**The task**
Separate out the lines that hold "employer".

**Input material**
_____

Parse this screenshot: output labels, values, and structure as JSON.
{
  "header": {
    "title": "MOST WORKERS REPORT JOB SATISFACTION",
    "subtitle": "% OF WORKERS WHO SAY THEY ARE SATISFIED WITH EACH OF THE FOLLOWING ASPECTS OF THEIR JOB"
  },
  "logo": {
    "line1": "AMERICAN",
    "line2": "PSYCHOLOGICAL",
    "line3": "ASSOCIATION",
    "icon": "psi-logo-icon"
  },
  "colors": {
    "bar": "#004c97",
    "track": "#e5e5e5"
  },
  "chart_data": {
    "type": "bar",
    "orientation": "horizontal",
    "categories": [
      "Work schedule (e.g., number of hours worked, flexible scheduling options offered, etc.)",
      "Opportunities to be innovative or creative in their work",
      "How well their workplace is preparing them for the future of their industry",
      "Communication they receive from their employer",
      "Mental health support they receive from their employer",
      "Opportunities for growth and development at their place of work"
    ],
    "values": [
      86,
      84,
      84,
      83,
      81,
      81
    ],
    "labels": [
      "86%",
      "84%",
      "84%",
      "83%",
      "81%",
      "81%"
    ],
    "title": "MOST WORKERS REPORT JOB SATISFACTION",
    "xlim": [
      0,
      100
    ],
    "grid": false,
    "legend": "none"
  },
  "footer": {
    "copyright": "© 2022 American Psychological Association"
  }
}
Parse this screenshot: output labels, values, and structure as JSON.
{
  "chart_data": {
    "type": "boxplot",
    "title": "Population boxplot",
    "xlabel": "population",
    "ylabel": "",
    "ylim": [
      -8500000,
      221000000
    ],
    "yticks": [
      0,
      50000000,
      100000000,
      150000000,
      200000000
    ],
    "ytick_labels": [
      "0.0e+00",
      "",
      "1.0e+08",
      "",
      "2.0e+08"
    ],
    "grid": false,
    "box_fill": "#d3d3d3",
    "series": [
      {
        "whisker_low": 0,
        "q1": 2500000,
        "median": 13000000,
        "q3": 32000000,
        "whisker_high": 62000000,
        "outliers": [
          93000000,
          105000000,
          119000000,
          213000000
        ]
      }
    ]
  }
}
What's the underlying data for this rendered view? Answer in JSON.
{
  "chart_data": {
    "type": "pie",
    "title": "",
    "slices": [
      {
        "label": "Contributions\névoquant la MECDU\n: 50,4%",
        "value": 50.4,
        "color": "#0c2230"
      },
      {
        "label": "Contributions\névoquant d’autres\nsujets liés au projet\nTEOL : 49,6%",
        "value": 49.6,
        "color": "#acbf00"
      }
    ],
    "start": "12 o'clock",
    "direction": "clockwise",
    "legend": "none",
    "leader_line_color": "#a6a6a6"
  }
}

_____

**Problem solution**
      "Communication they receive from their employer",
      "Mental health support they receive from their employer",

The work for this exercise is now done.